## Directive
Send back the records in full, character for character.

[Data items]
========================================================================
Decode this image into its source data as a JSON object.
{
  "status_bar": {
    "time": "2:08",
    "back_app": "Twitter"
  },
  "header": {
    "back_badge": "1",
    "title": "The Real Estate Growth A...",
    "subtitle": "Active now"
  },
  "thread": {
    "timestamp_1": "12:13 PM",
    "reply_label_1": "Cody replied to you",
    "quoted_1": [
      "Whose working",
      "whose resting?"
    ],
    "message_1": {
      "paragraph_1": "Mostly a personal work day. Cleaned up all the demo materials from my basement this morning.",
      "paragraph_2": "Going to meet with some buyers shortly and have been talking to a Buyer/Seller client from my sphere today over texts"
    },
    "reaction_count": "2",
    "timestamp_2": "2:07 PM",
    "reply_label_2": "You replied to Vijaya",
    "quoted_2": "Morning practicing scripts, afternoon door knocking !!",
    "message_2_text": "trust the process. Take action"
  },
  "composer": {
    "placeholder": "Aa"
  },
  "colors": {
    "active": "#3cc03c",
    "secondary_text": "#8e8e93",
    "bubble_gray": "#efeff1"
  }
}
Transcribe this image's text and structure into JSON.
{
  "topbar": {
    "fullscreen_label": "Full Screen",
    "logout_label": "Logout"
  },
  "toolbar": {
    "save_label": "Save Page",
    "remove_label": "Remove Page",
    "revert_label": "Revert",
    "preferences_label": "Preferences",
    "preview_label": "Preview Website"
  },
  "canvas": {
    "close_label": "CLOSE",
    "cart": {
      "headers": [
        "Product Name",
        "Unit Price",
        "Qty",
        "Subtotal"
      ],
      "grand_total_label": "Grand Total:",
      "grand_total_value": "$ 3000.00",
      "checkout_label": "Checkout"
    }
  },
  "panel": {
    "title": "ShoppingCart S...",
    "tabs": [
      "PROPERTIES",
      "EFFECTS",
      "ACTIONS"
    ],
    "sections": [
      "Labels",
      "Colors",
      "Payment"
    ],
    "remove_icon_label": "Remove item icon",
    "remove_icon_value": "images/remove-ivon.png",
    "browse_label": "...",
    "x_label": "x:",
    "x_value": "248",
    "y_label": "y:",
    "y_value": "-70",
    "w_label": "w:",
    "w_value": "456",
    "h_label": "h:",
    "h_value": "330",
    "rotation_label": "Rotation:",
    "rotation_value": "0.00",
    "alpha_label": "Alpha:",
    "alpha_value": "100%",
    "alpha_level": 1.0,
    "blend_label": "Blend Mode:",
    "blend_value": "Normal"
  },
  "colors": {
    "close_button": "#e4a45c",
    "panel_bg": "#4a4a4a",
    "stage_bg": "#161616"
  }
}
========================================================================
## The answer
Decode this image into its source data as a JSON object.
{
  "status_bar": {
    "time": "2:08",
    "back_app": "Twitter"
  },
  "header": {
    "back_badge": "1",
    "title": "The Real Estate Growth A...",
    "subtitle": "Active now"
  },
  "thread": {
    "timestamp_1": "12:13 PM",
    "reply_label_1": "Cody replied to you",
    "quoted_1": [
      "Whose working",
      "whose resting?"
    ],
    "message_1": {
      "paragraph_1": "Mostly a personal work day. Cleaned up all the demo materials from my basement this morning.",
      "paragraph_2": "Going to meet with some buyers shortly and have been talking to a Buyer/Seller client from my sphere today over texts"
    },
    "reaction_count": "2",
    "timestamp_2": "2:07 PM",
    "reply_label_2": "You replied to Vijaya",
    "quoted_2": "Morning practicing scripts, afternoon door knocking !!",
    "message_2_text": "trust the process. Take action"
  },
  "composer": {
    "placeholder": "Aa"
  },
  "colors": {
    "active": "#3cc03c",
    "secondary_text": "#8e8e93",
    "bubble_gray": "#efeff1"
  }
}
Transcribe this image's text and structure into JSON.
{
  "topbar": {
    "fullscreen_label": "Full Screen",
    "logout_label": "Logout"
  },
  "toolbar": {
    "save_label": "Save Page",
    "remove_label": "Remove Page",
    "revert_label": "Revert",
    "preferences_label": "Preferences",
    "preview_label": "Preview Website"
  },
  "canvas": {
    "close_label": "CLOSE",
    "cart": {
      "headers": [
        "Product Name",
        "Unit Price",
        "Qty",
        "Subtotal"
      ],
      "grand_total_label": "Grand Total:",
      "grand_total_value": "$ 3000.00",
      "checkout_label": "Checkout"
    }
  },
  "panel": {
    "title": "ShoppingCart S...",
    "tabs": [
      "PROPERTIES",
      "EFFECTS",
      "ACTIONS"
    ],
    "sections": [
      "Labels",
      "Colors",
      "Payment"
    ],
    "remove_icon_label": "Remove item icon",
    "remove_icon_value": "images/remove-ivon.png",
    "browse_label": "...",
    "x_label": "x:",
    "x_value": "248",
    "y_label": "y:",
    "y_value": "-70",
    "w_label": "w:",
    "w_value": "456",
    "h_label": "h:",
    "h_value": "330",
    "rotation_label": "Rotation:",
    "rotation_value": "0.00",
    "alpha_label": "Alpha:",
    "alpha_value": "100%",
    "alpha_level": 1.0,
    "blend_label": "Blend Mode:",
    "blend_value": "Normal"
  },
  "colors": {
    "close_button": "#e4a45c",
    "panel_bg": "#4a4a4a",
    "stage_bg": "#161616"
  }
}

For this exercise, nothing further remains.